[Data entries]
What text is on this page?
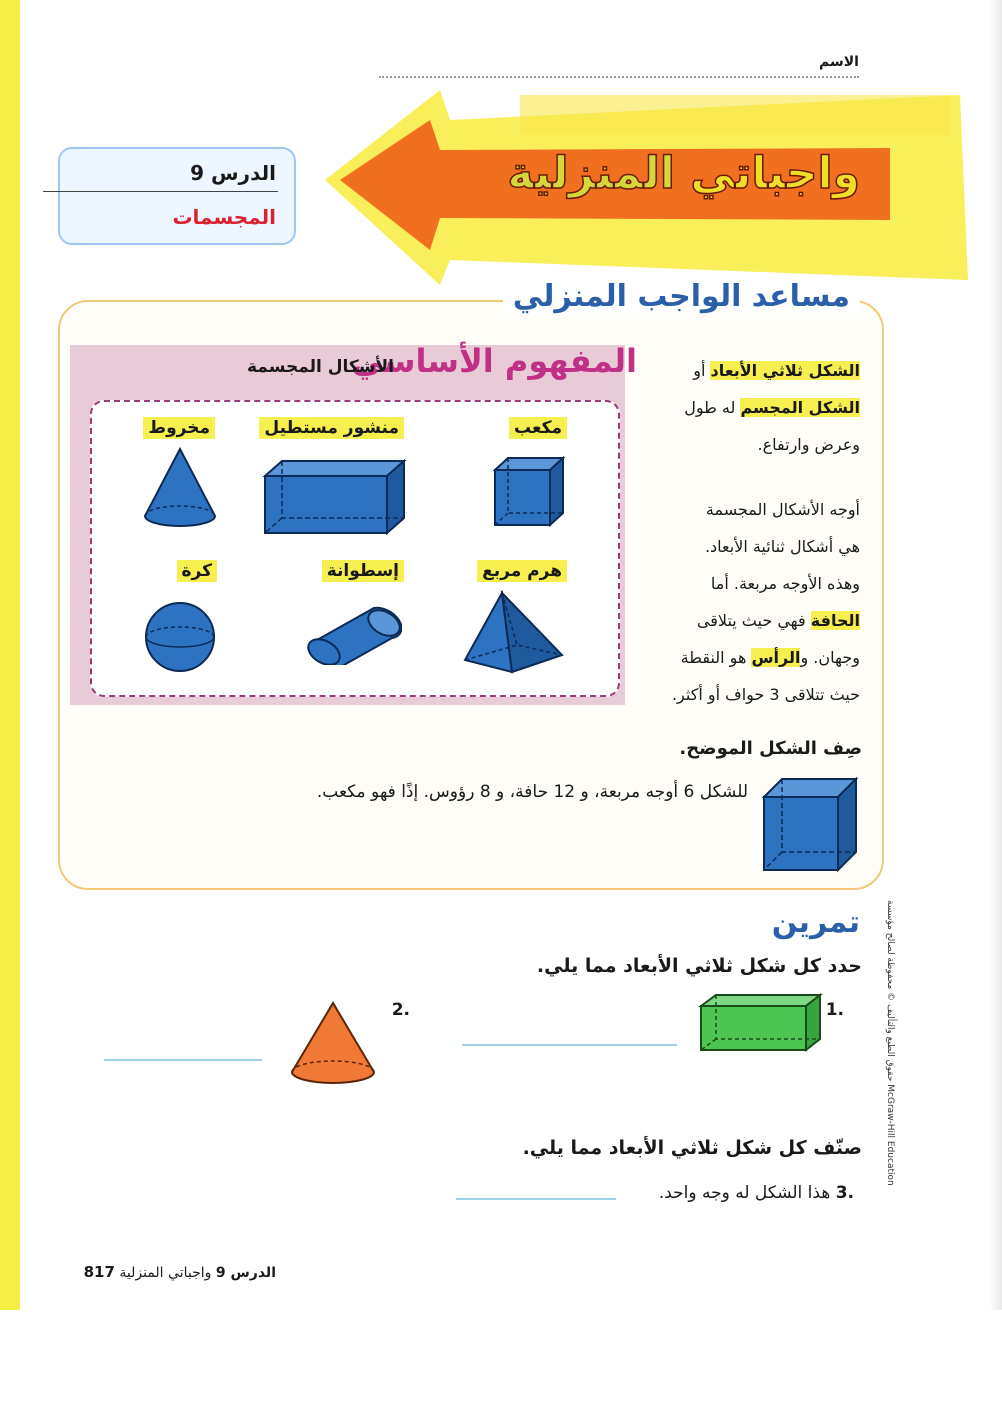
الاسم
واجباتي المنزلية
الدرس 9
المجسمات
مساعد الواجب المنزلي
المفهوم الأساسي
الأشكال المجسمة
مكعب
منشور مستطيل
مخروط
هرم مربع
إسطوانة
كرة
الشكل ثلاثي الأبعاد أو
الشكل المجسم له طول
وعرض وارتفاع.
أوجه الأشكال المجسمة
هي أشكال ثنائية الأبعاد.
وهذه الأوجه مربعة. أما
الحافة فهي حيث يتلاقى
وجهان. والرأس هو النقطة
حيث تتلاقى 3 حواف أو أكثر.
صِف الشكل الموضح.
للشكل 6 أوجه مربعة، و 12 حافة، و 8 رؤوس. إذًا فهو مكعب.
تمرين
حدد كل شكل ثلاثي الأبعاد مما يلي.
.1
.2
صنّف كل شكل ثلاثي الأبعاد مما يلي.
.3 هذا الشكل له وجه واحد.
حقوق الطبع والتأليف © محفوظة لصالح مؤسسة McGraw-Hill Education
الدرس 9 واجباتي المنزلية 817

• **Aim**: Each line of the material must be retyped exactly, except that images are omitted.

• **Exercise answer**:
What text is on this page?
الاسم
واجباتي المنزلية
الدرس 9
المجسمات
مساعد الواجب المنزلي
المفهوم الأساسي
الأشكال المجسمة
مكعب
منشور مستطيل
مخروط
هرم مربع
إسطوانة
كرة
الشكل ثلاثي الأبعاد أو
الشكل المجسم له طول
وعرض وارتفاع.
أوجه الأشكال المجسمة
هي أشكال ثنائية الأبعاد.
وهذه الأوجه مربعة. أما
الحافة فهي حيث يتلاقى
وجهان. والرأس هو النقطة
حيث تتلاقى 3 حواف أو أكثر.
صِف الشكل الموضح.
للشكل 6 أوجه مربعة، و 12 حافة، و 8 رؤوس. إذًا فهو مكعب.
تمرين
حدد كل شكل ثلاثي الأبعاد مما يلي.
.1
.2
صنّف كل شكل ثلاثي الأبعاد مما يلي.
.3 هذا الشكل له وجه واحد.
حقوق الطبع والتأليف © محفوظة لصالح مؤسسة McGraw-Hill Education
الدرس 9 واجباتي المنزلية 817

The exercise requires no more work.